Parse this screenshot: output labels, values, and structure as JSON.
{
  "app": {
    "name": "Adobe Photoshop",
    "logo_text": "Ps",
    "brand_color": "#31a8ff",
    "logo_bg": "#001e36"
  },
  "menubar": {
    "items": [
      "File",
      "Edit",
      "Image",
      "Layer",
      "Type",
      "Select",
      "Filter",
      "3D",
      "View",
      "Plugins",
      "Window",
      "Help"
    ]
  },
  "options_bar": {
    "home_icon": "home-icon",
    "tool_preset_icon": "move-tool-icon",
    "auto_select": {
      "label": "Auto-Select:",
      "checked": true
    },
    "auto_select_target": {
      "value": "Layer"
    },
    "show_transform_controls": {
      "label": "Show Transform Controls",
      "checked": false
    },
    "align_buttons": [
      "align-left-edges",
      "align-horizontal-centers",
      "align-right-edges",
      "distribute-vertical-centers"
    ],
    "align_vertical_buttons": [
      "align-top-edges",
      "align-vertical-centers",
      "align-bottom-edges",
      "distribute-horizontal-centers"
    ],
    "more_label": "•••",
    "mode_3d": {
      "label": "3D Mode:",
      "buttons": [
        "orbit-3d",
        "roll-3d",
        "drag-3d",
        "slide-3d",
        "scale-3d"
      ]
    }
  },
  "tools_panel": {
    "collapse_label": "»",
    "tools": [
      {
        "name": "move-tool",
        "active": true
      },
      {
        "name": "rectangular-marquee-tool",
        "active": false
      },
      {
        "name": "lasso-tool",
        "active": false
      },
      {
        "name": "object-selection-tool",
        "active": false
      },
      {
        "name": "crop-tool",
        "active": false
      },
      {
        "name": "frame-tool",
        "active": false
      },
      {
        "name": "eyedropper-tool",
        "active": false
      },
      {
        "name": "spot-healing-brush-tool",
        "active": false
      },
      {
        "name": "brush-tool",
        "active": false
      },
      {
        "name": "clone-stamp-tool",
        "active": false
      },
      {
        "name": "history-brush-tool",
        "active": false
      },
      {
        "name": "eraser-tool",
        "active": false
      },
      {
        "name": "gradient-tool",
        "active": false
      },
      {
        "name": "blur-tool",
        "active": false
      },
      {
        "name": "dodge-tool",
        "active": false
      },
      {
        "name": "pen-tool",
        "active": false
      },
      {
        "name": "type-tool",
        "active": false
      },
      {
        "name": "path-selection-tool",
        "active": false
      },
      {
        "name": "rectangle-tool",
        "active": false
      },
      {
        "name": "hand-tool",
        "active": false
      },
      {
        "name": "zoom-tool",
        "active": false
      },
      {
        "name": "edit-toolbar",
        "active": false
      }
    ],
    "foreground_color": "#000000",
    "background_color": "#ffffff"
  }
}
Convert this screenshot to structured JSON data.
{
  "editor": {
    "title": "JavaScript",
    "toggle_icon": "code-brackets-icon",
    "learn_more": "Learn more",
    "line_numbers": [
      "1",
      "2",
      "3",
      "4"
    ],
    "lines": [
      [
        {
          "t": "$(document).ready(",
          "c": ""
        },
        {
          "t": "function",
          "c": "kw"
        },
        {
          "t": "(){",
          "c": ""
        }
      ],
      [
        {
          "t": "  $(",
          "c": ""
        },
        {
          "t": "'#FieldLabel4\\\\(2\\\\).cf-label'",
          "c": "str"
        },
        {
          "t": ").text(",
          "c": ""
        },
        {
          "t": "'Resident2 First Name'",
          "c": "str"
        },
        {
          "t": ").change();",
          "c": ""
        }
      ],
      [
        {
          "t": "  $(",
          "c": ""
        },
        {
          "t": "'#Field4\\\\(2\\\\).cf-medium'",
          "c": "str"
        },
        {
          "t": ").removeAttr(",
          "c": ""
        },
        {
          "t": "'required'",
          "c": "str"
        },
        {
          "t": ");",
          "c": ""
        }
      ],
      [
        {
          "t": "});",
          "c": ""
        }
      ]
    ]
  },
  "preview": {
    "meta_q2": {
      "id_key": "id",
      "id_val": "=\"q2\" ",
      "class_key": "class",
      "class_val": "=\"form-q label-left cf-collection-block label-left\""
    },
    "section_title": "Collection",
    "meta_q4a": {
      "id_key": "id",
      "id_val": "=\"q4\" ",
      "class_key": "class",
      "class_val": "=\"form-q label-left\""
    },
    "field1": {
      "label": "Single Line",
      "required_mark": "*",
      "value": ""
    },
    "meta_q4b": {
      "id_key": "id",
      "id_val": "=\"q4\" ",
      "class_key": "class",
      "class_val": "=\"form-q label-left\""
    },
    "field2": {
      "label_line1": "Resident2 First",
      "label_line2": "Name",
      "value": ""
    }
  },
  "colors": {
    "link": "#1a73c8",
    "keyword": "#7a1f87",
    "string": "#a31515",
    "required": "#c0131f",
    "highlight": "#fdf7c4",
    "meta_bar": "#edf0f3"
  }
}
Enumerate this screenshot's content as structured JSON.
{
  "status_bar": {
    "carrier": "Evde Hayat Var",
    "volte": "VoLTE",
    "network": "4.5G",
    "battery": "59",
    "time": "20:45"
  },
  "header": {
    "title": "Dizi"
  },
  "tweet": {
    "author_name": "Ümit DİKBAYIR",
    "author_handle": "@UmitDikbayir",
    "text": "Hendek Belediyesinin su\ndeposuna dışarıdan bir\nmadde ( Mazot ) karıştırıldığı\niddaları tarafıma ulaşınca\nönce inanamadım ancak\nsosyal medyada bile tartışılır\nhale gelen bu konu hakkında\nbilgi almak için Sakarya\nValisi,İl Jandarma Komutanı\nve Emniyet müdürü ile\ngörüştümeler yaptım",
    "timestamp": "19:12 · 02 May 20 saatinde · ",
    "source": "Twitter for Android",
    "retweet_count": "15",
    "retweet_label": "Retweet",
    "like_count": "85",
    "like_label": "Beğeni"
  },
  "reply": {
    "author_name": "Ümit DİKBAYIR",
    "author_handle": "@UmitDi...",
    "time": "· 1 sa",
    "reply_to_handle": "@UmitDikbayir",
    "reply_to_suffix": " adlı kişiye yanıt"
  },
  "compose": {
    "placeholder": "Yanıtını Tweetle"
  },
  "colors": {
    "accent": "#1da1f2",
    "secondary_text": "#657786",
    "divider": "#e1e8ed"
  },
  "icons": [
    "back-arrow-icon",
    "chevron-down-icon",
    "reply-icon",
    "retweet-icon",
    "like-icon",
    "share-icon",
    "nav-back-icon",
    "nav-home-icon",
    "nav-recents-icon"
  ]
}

Task directions> Restate the listing above word for word.

Response to the exercise>
Parse this screenshot: output labels, values, and structure as JSON.
{
  "app": {
    "name": "Adobe Photoshop",
    "logo_text": "Ps",
    "brand_color": "#31a8ff",
    "logo_bg": "#001e36"
  },
  "menubar": {
    "items": [
      "File",
      "Edit",
      "Image",
      "Layer",
      "Type",
      "Select",
      "Filter",
      "3D",
      "View",
      "Plugins",
      "Window",
      "Help"
    ]
  },
  "options_bar": {
    "home_icon": "home-icon",
    "tool_preset_icon": "move-tool-icon",
    "auto_select": {
      "label": "Auto-Select:",
      "checked": true
    },
    "auto_select_target": {
      "value": "Layer"
    },
    "show_transform_controls": {
      "label": "Show Transform Controls",
      "checked": false
    },
    "align_buttons": [
      "align-left-edges",
      "align-horizontal-centers",
      "align-right-edges",
      "distribute-vertical-centers"
    ],
    "align_vertical_buttons": [
      "align-top-edges",
      "align-vertical-centers",
      "align-bottom-edges",
      "distribute-horizontal-centers"
    ],
    "more_label": "•••",
    "mode_3d": {
      "label": "3D Mode:",
      "buttons": [
        "orbit-3d",
        "roll-3d",
        "drag-3d",
        "slide-3d",
        "scale-3d"
      ]
    }
  },
  "tools_panel": {
    "collapse_label": "»",
    "tools": [
      {
        "name": "move-tool",
        "active": true
      },
      {
        "name": "rectangular-marquee-tool",
        "active": false
      },
      {
        "name": "lasso-tool",
        "active": false
      },
      {
        "name": "object-selection-tool",
        "active": false
      },
      {
        "name": "crop-tool",
        "active": false
      },
      {
        "name": "frame-tool",
        "active": false
      },
      {
        "name": "eyedropper-tool",
        "active": false
      },
      {
        "name": "spot-healing-brush-tool",
        "active": false
      },
      {
        "name": "brush-tool",
        "active": false
      },
      {
        "name": "clone-stamp-tool",
        "active": false
      },
      {
        "name": "history-brush-tool",
        "active": false
      },
      {
        "name": "eraser-tool",
        "active": false
      },
      {
        "name": "gradient-tool",
        "active": false
      },
      {
        "name": "blur-tool",
        "active": false
      },
      {
        "name": "dodge-tool",
        "active": false
      },
      {
        "name": "pen-tool",
        "active": false
      },
      {
        "name": "type-tool",
        "active": false
      },
      {
        "name": "path-selection-tool",
        "active": false
      },
      {
        "name": "rectangle-tool",
        "active": false
      },
      {
        "name": "hand-tool",
        "active": false
      },
      {
        "name": "zoom-tool",
        "active": false
      },
      {
        "name": "edit-toolbar",
        "active": false
      }
    ],
    "foreground_color": "#000000",
    "background_color": "#ffffff"
  }
}
Convert this screenshot to structured JSON data.
{
  "editor": {
    "title": "JavaScript",
    "toggle_icon": "code-brackets-icon",
    "learn_more": "Learn more",
    "line_numbers": [
      "1",
      "2",
      "3",
      "4"
    ],
    "lines": [
      [
        {
          "t": "$(document).ready(",
          "c": ""
        },
        {
          "t": "function",
          "c": "kw"
        },
        {
          "t": "(){",
          "c": ""
        }
      ],
      [
        {
          "t": "  $(",
          "c": ""
        },
        {
          "t": "'#FieldLabel4\\\\(2\\\\).cf-label'",
          "c": "str"
        },
        {
          "t": ").text(",
          "c": ""
        },
        {
          "t": "'Resident2 First Name'",
          "c": "str"
        },
        {
          "t": ").change();",
          "c": ""
        }
      ],
      [
        {
          "t": "  $(",
          "c": ""
        },
        {
          "t": "'#Field4\\\\(2\\\\).cf-medium'",
          "c": "str"
        },
        {
          "t": ").removeAttr(",
          "c": ""
        },
        {
          "t": "'required'",
          "c": "str"
        },
        {
          "t": ");",
          "c": ""
        }
      ],
      [
        {
          "t": "});",
          "c": ""
        }
      ]
    ]
  },
  "preview": {
    "meta_q2": {
      "id_key": "id",
      "id_val": "=\"q2\" ",
      "class_key": "class",
      "class_val": "=\"form-q label-left cf-collection-block label-left\""
    },
    "section_title": "Collection",
    "meta_q4a": {
      "id_key": "id",
      "id_val": "=\"q4\" ",
      "class_key": "class",
      "class_val": "=\"form-q label-left\""
    },
    "field1": {
      "label": "Single Line",
      "required_mark": "*",
      "value": ""
    },
    "meta_q4b": {
      "id_key": "id",
      "id_val": "=\"q4\" ",
      "class_key": "class",
      "class_val": "=\"form-q label-left\""
    },
    "field2": {
      "label_line1": "Resident2 First",
      "label_line2": "Name",
      "value": ""
    }
  },
  "colors": {
    "link": "#1a73c8",
    "keyword": "#7a1f87",
    "string": "#a31515",
    "required": "#c0131f",
    "highlight": "#fdf7c4",
    "meta_bar": "#edf0f3"
  }
}
Enumerate this screenshot's content as structured JSON.
{
  "status_bar": {
    "carrier": "Evde Hayat Var",
    "volte": "VoLTE",
    "network": "4.5G",
    "battery": "59",
    "time": "20:45"
  },
  "header": {
    "title": "Dizi"
  },
  "tweet": {
    "author_name": "Ümit DİKBAYIR",
    "author_handle": "@UmitDikbayir",
    "text": "Hendek Belediyesinin su\ndeposuna dışarıdan bir\nmadde ( Mazot ) karıştırıldığı\niddaları tarafıma ulaşınca\nönce inanamadım ancak\nsosyal medyada bile tartışılır\nhale gelen bu konu hakkında\nbilgi almak için Sakarya\nValisi,İl Jandarma Komutanı\nve Emniyet müdürü ile\ngörüştümeler yaptım",
    "timestamp": "19:12 · 02 May 20 saatinde · ",
    "source": "Twitter for Android",
    "retweet_count": "15",
    "retweet_label": "Retweet",
    "like_count": "85",
    "like_label": "Beğeni"
  },
  "reply": {
    "author_name": "Ümit DİKBAYIR",
    "author_handle": "@UmitDi...",
    "time": "· 1 sa",
    "reply_to_handle": "@UmitDikbayir",
    "reply_to_suffix": " adlı kişiye yanıt"
  },
  "compose": {
    "placeholder": "Yanıtını Tweetle"
  },
  "colors": {
    "accent": "#1da1f2",
    "secondary_text": "#657786",
    "divider": "#e1e8ed"
  },
  "icons": [
    "back-arrow-icon",
    "chevron-down-icon",
    "reply-icon",
    "retweet-icon",
    "like-icon",
    "share-icon",
    "nav-back-icon",
    "nav-home-icon",
    "nav-recents-icon"
  ]
}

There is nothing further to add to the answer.